Figure collection entries
- - -

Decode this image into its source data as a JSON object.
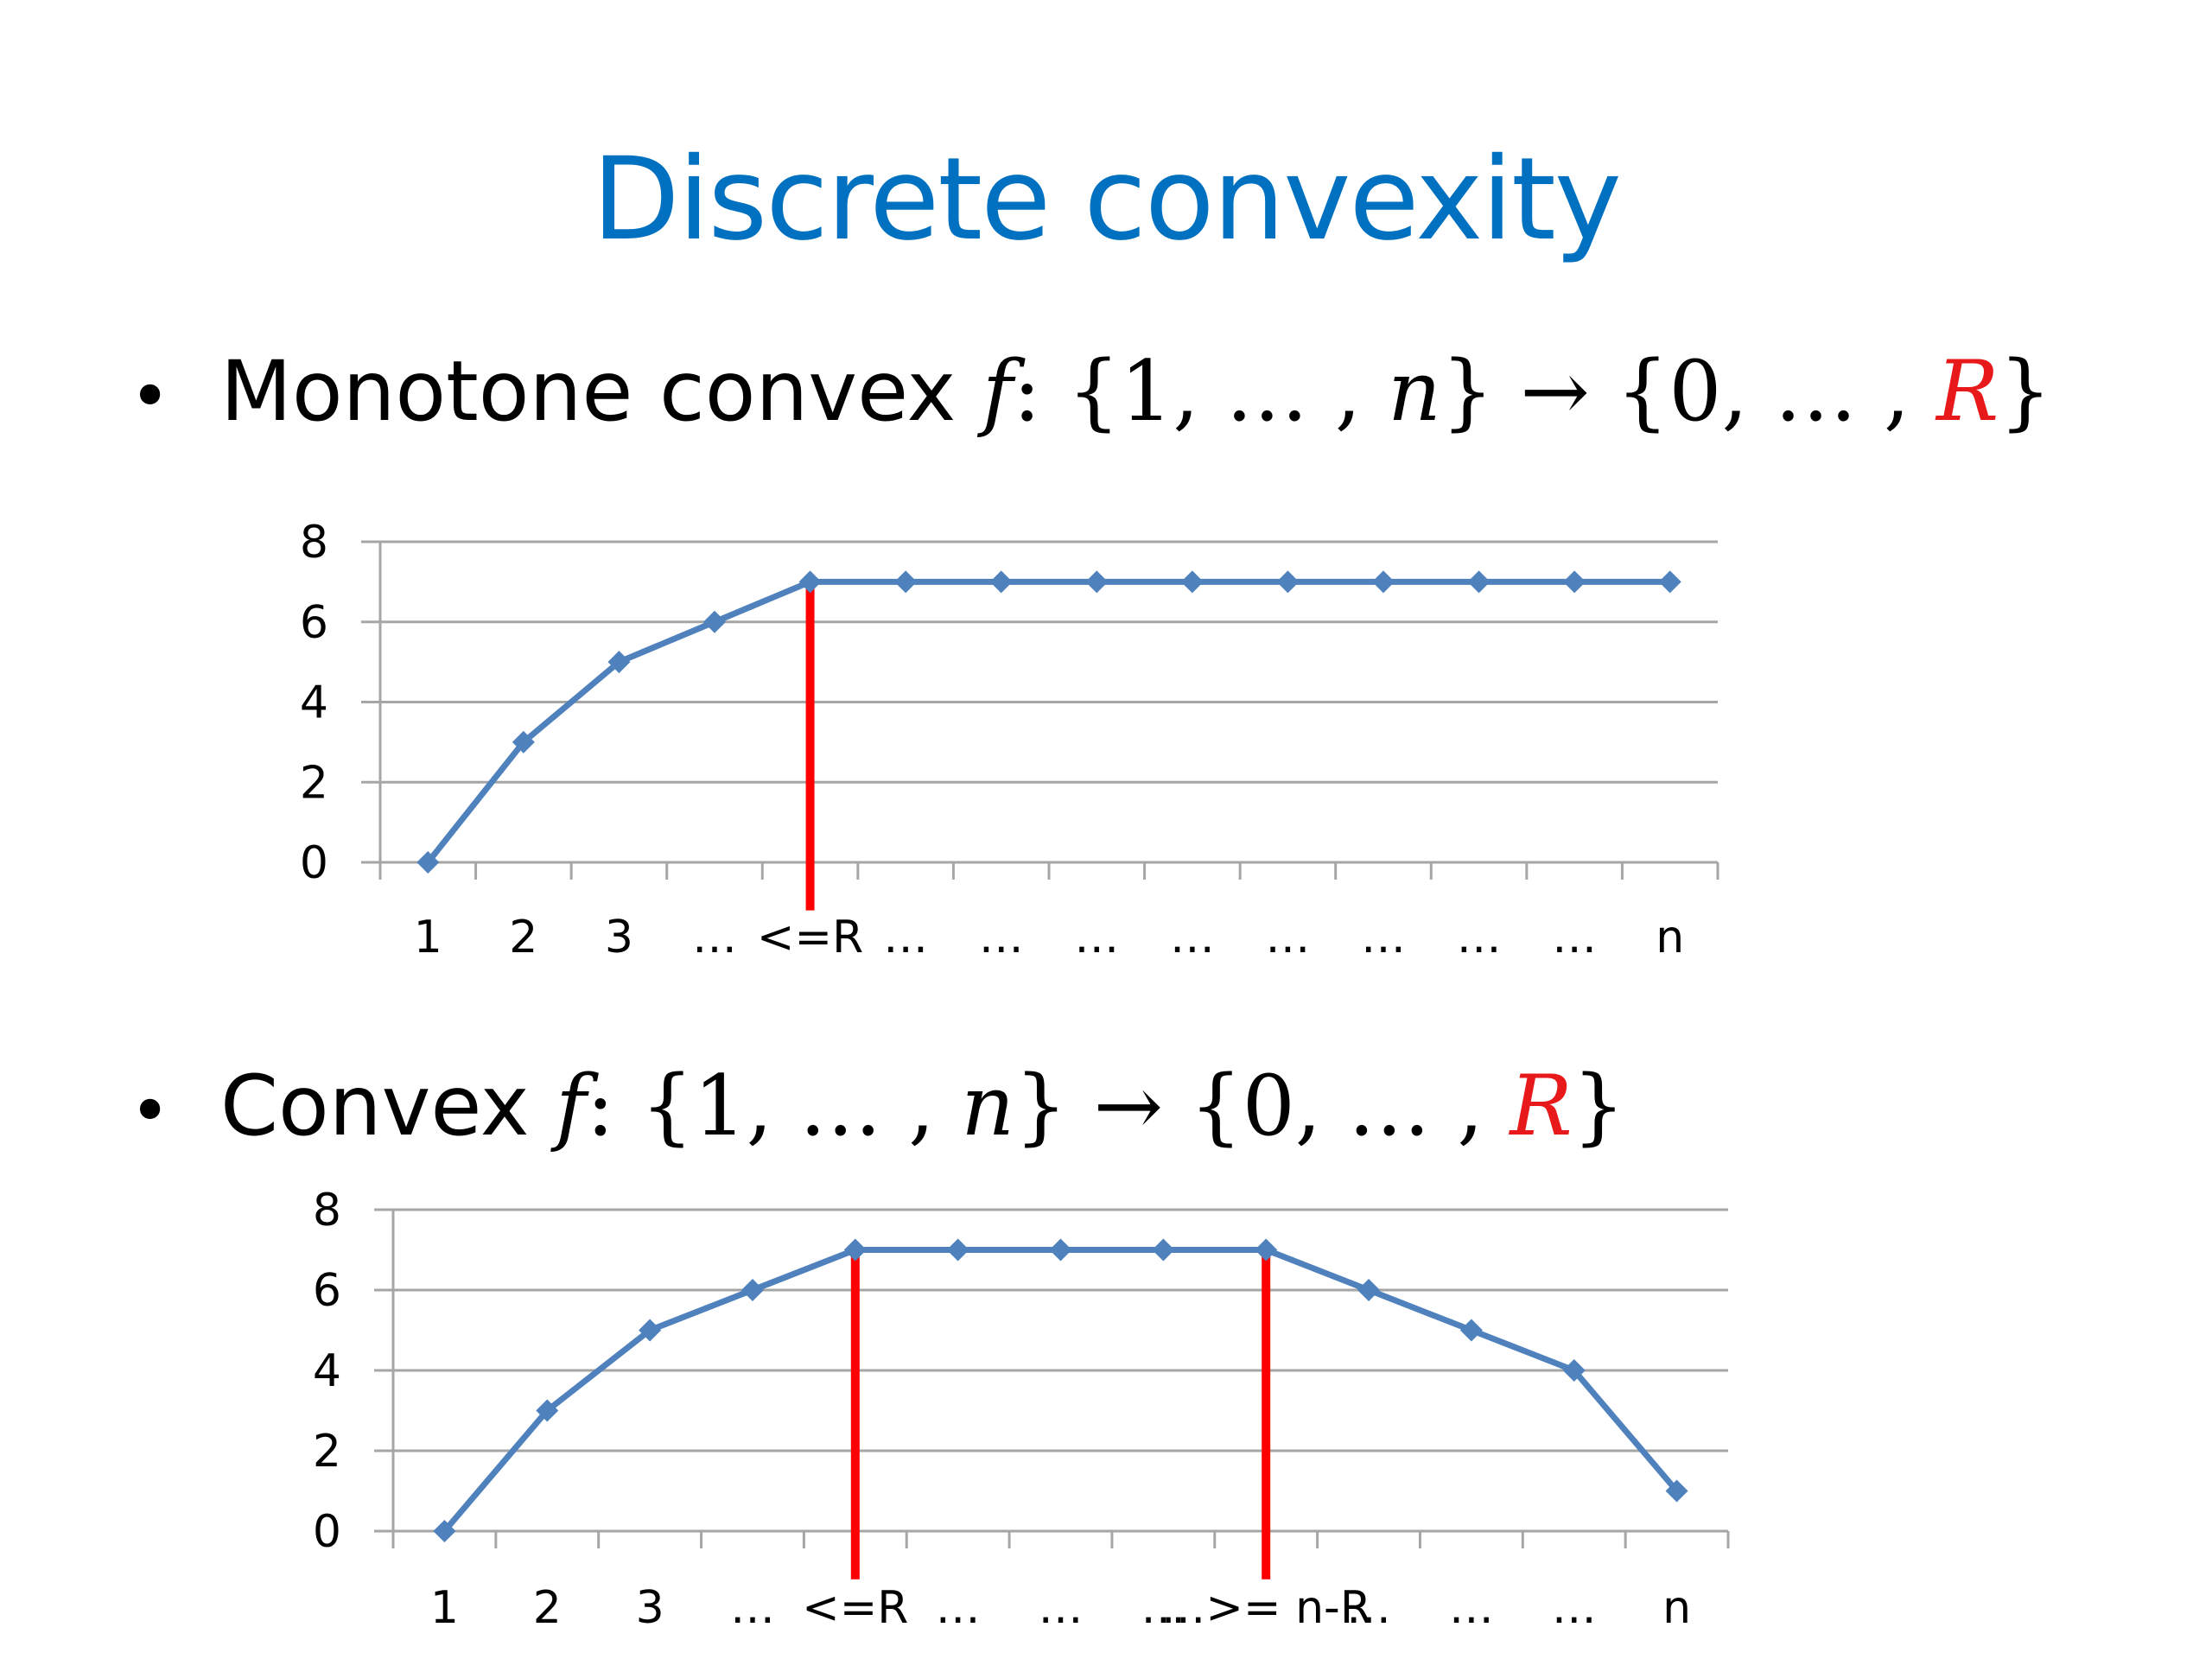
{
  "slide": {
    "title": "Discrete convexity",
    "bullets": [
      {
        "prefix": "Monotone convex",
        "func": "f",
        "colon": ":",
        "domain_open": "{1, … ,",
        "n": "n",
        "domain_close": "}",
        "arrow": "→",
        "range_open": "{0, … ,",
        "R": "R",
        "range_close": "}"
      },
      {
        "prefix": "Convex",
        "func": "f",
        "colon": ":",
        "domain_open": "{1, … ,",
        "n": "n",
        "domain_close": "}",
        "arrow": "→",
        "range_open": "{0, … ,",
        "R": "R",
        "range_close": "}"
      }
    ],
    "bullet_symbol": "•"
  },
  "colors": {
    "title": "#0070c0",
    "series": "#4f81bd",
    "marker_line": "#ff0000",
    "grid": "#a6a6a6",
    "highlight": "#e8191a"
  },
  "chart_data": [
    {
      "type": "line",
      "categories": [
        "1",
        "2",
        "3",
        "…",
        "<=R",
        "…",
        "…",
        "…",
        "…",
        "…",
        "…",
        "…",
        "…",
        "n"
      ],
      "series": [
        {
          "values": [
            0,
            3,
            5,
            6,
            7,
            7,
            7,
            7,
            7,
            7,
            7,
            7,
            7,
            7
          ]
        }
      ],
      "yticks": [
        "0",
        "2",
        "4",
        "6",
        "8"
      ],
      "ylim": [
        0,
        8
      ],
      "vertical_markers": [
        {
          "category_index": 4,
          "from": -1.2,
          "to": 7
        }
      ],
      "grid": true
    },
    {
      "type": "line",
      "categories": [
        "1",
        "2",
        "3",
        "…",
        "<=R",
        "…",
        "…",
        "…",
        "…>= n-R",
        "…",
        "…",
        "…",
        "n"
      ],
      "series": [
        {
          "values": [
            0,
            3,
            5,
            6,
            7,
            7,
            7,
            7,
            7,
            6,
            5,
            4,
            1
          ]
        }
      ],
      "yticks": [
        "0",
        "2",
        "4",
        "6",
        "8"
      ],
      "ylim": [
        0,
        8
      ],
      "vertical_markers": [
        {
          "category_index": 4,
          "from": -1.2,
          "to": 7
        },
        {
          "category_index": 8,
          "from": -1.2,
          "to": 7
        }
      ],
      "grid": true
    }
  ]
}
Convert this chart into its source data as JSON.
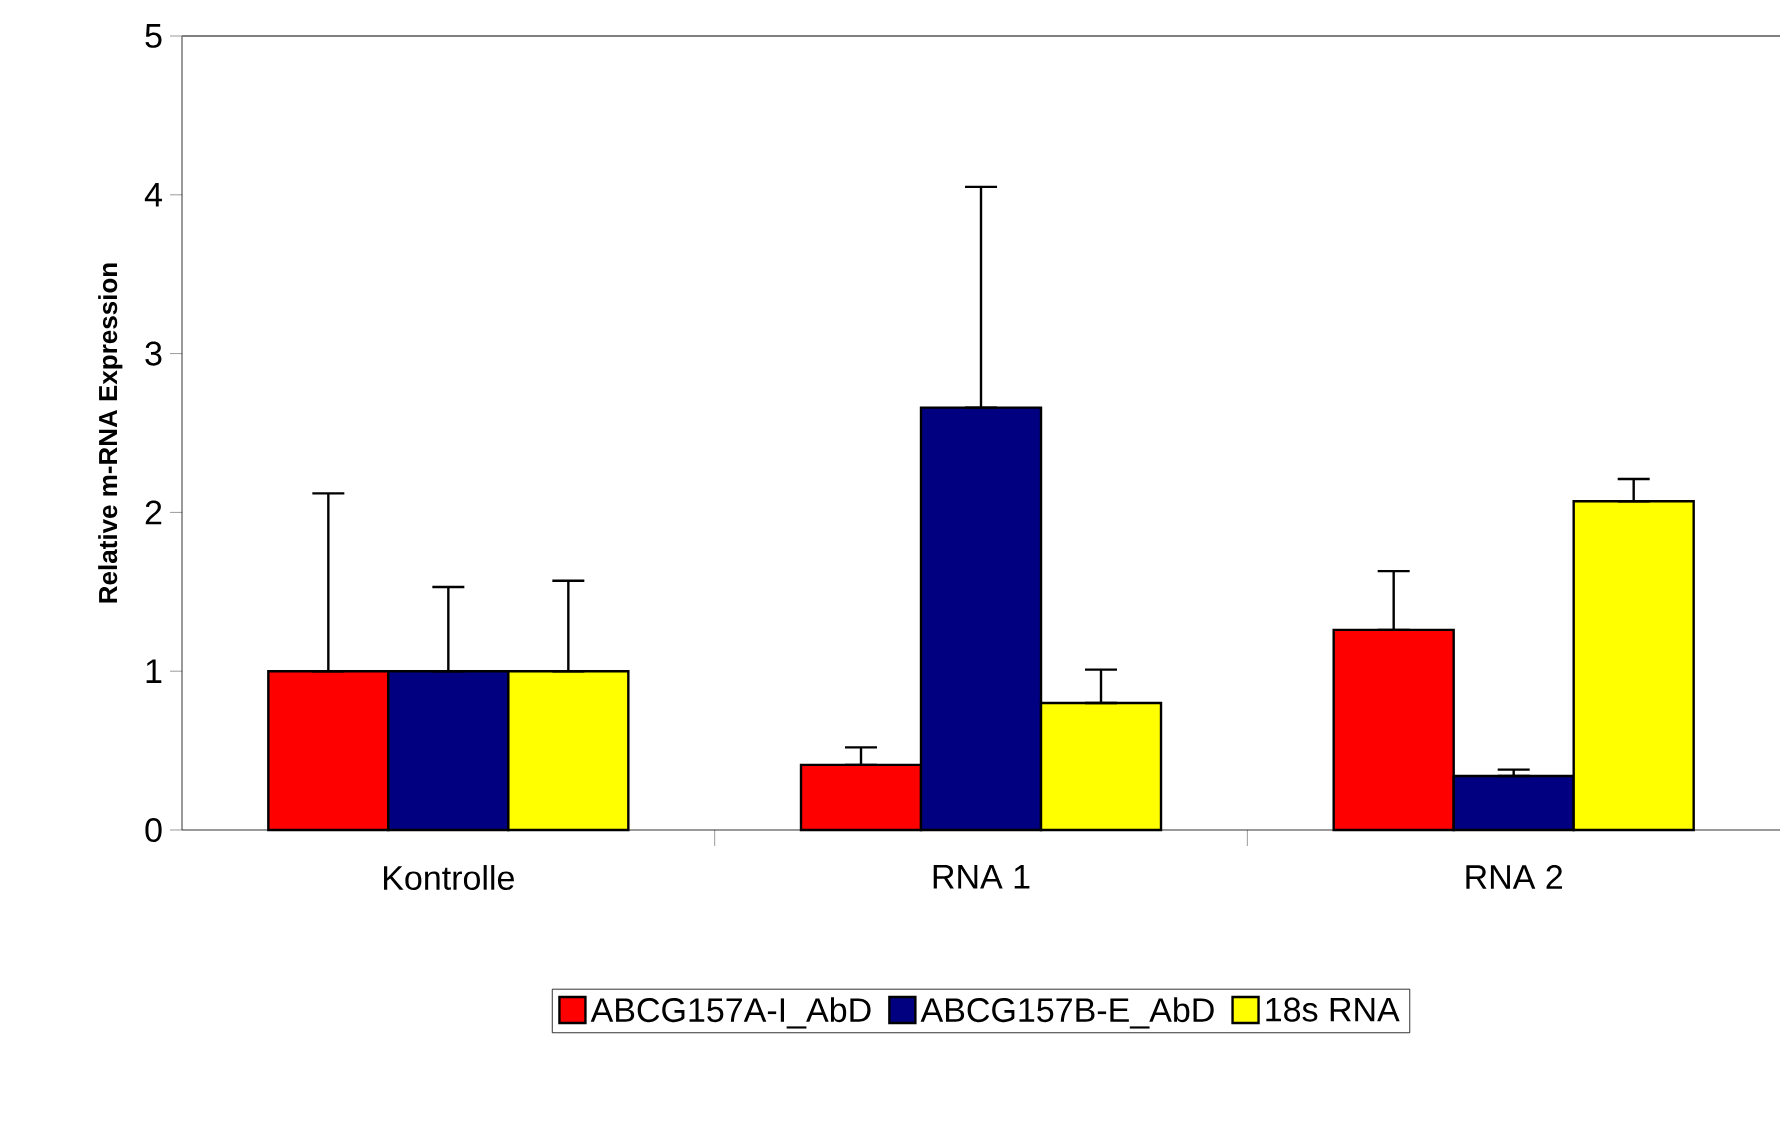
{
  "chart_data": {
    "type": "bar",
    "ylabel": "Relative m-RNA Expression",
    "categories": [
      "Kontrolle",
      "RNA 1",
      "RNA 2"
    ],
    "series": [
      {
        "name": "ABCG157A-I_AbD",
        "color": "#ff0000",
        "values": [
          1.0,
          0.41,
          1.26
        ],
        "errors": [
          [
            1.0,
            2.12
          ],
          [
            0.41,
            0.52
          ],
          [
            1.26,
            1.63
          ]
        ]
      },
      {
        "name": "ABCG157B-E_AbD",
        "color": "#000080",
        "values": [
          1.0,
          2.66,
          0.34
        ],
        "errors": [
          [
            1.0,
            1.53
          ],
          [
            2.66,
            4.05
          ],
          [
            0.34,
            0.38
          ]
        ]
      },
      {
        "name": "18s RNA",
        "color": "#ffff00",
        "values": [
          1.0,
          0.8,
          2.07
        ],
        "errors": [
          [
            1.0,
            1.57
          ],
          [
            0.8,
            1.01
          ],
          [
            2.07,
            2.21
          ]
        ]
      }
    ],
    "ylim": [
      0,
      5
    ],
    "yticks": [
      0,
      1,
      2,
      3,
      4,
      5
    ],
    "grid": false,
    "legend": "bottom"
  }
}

- - -

Problem requirements:
From the records given above, reproduce all text exactly and exclude each picture.

Worked solution:
Decode this image into its source data as a JSON object.
{
  "slide": {
    "title": "Discrete convexity",
    "bullets": [
      {
        "prefix": "Monotone convex",
        "func": "f",
        "colon": ":",
        "domain_open": "{1, … ,",
        "n": "n",
        "domain_close": "}",
        "arrow": "→",
        "range_open": "{0, … ,",
        "R": "R",
        "range_close": "}"
      },
      {
        "prefix": "Convex",
        "func": "f",
        "colon": ":",
        "domain_open": "{1, … ,",
        "n": "n",
        "domain_close": "}",
        "arrow": "→",
        "range_open": "{0, … ,",
        "R": "R",
        "range_close": "}"
      }
    ],
    "bullet_symbol": "•"
  },
  "colors": {
    "title": "#0070c0",
    "series": "#4f81bd",
    "marker_line": "#ff0000",
    "grid": "#a6a6a6",
    "highlight": "#e8191a"
  },
  "chart_data": [
    {
      "type": "line",
      "categories": [
        "1",
        "2",
        "3",
        "…",
        "<=R",
        "…",
        "…",
        "…",
        "…",
        "…",
        "…",
        "…",
        "…",
        "n"
      ],
      "series": [
        {
          "values": [
            0,
            3,
            5,
            6,
            7,
            7,
            7,
            7,
            7,
            7,
            7,
            7,
            7,
            7
          ]
        }
      ],
      "yticks": [
        "0",
        "2",
        "4",
        "6",
        "8"
      ],
      "ylim": [
        0,
        8
      ],
      "vertical_markers": [
        {
          "category_index": 4,
          "from": -1.2,
          "to": 7
        }
      ],
      "grid": true
    },
    {
      "type": "line",
      "categories": [
        "1",
        "2",
        "3",
        "…",
        "<=R",
        "…",
        "…",
        "…",
        "…>= n-R",
        "…",
        "…",
        "…",
        "n"
      ],
      "series": [
        {
          "values": [
            0,
            3,
            5,
            6,
            7,
            7,
            7,
            7,
            7,
            6,
            5,
            4,
            1
          ]
        }
      ],
      "yticks": [
        "0",
        "2",
        "4",
        "6",
        "8"
      ],
      "ylim": [
        0,
        8
      ],
      "vertical_markers": [
        {
          "category_index": 4,
          "from": -1.2,
          "to": 7
        },
        {
          "category_index": 8,
          "from": -1.2,
          "to": 7
        }
      ],
      "grid": true
    }
  ]
}
Convert this chart into its source data as JSON.
{
  "chart_data": {
    "type": "bar",
    "ylabel": "Relative m-RNA Expression",
    "categories": [
      "Kontrolle",
      "RNA 1",
      "RNA 2"
    ],
    "series": [
      {
        "name": "ABCG157A-I_AbD",
        "color": "#ff0000",
        "values": [
          1.0,
          0.41,
          1.26
        ],
        "errors": [
          [
            1.0,
            2.12
          ],
          [
            0.41,
            0.52
          ],
          [
            1.26,
            1.63
          ]
        ]
      },
      {
        "name": "ABCG157B-E_AbD",
        "color": "#000080",
        "values": [
          1.0,
          2.66,
          0.34
        ],
        "errors": [
          [
            1.0,
            1.53
          ],
          [
            2.66,
            4.05
          ],
          [
            0.34,
            0.38
          ]
        ]
      },
      {
        "name": "18s RNA",
        "color": "#ffff00",
        "values": [
          1.0,
          0.8,
          2.07
        ],
        "errors": [
          [
            1.0,
            1.57
          ],
          [
            0.8,
            1.01
          ],
          [
            2.07,
            2.21
          ]
        ]
      }
    ],
    "ylim": [
      0,
      5
    ],
    "yticks": [
      0,
      1,
      2,
      3,
      4,
      5
    ],
    "grid": false,
    "legend": "bottom"
  }
}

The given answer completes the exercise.